Do this | Search the records for the word "Convert" and report each line that has it.

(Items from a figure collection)
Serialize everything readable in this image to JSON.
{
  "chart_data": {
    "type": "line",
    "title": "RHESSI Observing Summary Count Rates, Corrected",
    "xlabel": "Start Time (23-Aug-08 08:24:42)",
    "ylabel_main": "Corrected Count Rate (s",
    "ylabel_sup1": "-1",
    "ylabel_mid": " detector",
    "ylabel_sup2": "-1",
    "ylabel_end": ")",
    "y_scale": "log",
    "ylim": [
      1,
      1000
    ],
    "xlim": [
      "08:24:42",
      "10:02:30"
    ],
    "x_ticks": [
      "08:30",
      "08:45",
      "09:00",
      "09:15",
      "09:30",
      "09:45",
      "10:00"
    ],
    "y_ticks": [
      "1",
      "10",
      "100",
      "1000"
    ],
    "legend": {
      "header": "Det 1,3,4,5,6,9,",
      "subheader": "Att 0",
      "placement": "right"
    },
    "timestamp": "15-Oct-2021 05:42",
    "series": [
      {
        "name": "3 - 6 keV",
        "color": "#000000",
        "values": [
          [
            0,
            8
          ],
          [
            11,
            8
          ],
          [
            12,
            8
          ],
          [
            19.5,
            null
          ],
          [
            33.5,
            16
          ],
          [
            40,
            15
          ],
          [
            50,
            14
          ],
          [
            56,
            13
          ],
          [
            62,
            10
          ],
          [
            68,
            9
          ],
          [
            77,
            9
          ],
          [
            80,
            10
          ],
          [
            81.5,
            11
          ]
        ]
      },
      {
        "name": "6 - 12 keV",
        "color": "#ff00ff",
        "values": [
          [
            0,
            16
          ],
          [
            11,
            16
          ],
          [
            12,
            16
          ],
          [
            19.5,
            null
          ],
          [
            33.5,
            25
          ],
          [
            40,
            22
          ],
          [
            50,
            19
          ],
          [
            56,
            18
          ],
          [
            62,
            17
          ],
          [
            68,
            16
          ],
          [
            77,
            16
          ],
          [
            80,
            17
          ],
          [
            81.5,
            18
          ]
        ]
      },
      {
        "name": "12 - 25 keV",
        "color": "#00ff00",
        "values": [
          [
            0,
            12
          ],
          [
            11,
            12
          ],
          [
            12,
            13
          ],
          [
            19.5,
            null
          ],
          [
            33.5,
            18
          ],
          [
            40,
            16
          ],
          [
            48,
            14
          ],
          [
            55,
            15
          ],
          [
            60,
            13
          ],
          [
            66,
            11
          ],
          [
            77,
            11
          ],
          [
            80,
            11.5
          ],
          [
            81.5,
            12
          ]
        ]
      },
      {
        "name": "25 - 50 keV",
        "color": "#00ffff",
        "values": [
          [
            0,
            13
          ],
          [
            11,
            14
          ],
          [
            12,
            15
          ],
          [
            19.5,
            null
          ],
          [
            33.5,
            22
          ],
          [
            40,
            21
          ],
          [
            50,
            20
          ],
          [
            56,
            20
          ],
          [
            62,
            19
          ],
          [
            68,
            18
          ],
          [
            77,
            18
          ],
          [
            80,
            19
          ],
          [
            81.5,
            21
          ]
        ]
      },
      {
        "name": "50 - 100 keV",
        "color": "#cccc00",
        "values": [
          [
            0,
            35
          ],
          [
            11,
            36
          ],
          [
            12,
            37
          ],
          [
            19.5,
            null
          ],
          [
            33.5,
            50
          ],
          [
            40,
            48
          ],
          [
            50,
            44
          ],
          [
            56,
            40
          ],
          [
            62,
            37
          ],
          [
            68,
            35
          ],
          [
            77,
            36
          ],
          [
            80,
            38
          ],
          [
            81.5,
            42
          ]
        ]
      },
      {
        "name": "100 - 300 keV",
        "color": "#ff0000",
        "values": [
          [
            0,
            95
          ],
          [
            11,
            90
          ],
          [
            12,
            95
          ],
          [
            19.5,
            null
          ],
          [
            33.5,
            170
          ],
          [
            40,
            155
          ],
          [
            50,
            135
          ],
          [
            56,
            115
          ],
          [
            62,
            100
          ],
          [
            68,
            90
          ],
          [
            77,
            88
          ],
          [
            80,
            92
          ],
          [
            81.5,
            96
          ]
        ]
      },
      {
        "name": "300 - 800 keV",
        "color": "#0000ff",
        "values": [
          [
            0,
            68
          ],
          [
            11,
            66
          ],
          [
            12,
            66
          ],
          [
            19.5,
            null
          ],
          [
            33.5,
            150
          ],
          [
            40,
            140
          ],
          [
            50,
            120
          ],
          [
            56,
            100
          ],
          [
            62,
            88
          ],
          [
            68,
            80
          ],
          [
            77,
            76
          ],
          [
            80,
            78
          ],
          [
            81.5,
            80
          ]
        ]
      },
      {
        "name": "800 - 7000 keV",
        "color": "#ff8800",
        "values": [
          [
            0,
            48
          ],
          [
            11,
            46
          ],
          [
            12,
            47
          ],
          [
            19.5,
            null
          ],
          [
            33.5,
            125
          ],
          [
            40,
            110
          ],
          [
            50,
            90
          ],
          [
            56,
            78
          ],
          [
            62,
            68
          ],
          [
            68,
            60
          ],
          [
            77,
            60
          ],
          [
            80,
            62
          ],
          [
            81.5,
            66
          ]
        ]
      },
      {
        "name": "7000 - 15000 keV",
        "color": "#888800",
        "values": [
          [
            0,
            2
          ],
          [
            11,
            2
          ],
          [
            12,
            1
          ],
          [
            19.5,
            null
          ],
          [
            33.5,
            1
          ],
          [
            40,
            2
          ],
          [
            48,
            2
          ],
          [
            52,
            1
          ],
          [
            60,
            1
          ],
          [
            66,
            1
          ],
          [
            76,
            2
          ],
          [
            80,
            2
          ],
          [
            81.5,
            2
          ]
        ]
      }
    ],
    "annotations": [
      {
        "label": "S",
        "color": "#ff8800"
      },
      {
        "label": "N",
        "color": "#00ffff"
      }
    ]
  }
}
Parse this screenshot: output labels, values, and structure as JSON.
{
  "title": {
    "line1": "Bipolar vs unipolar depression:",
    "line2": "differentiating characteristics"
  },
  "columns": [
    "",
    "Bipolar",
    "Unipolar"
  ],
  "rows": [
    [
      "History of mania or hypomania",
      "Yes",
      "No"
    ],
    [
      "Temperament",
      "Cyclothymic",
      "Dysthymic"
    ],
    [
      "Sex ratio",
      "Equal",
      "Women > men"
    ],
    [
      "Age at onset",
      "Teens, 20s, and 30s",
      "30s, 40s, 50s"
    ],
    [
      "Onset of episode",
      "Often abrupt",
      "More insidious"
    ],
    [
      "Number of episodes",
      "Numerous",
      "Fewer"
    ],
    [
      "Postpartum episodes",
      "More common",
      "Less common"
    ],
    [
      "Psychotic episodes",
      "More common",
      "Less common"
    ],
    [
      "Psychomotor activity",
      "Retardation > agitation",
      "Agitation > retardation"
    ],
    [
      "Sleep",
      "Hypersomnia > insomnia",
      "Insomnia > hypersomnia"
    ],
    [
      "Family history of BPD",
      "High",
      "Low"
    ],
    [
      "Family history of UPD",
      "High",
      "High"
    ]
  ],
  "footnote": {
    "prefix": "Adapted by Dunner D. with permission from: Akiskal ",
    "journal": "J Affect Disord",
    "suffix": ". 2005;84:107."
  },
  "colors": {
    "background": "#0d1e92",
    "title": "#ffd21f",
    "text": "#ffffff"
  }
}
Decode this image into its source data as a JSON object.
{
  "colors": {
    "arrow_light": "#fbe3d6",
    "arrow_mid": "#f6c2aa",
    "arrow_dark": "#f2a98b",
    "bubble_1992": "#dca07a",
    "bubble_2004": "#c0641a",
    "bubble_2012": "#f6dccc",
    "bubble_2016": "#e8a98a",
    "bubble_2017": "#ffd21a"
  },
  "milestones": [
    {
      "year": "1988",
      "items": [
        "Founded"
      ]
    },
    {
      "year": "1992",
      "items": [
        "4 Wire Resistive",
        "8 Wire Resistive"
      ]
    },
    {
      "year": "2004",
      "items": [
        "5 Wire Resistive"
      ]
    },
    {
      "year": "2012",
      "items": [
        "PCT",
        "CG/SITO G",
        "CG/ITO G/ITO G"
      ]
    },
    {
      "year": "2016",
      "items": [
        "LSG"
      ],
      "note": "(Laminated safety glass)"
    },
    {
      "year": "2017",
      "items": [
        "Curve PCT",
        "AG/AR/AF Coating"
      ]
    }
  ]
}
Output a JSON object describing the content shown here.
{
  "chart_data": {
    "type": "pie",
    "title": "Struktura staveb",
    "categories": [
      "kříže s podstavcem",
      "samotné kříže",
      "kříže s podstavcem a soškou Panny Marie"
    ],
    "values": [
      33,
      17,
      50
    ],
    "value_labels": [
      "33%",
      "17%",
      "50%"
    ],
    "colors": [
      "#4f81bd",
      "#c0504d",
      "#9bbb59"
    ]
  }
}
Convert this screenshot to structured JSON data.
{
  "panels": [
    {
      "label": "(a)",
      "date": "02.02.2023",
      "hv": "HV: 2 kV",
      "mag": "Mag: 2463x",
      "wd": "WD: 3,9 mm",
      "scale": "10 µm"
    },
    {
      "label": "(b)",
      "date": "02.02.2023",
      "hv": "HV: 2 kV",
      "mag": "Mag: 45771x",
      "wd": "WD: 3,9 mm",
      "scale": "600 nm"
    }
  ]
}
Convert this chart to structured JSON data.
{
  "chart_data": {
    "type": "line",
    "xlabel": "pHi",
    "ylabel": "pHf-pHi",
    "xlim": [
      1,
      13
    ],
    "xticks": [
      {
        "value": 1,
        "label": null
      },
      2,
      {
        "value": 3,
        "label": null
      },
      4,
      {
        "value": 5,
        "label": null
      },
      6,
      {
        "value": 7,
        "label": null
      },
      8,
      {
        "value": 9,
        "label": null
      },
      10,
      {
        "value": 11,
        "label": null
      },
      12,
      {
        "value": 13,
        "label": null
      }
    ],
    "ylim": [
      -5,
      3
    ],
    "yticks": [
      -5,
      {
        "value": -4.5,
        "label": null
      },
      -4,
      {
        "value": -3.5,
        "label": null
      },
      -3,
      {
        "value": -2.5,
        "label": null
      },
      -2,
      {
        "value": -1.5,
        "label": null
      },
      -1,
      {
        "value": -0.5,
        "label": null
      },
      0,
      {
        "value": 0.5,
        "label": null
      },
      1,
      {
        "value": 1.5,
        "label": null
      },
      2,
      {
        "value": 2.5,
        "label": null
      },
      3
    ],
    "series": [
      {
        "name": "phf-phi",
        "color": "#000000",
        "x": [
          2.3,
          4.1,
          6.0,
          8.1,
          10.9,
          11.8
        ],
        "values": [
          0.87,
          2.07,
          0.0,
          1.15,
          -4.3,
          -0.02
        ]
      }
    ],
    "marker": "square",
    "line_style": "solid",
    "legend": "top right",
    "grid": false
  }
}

Answer to this task |
Convert this screenshot to structured JSON data.
Convert this chart to structured JSON data.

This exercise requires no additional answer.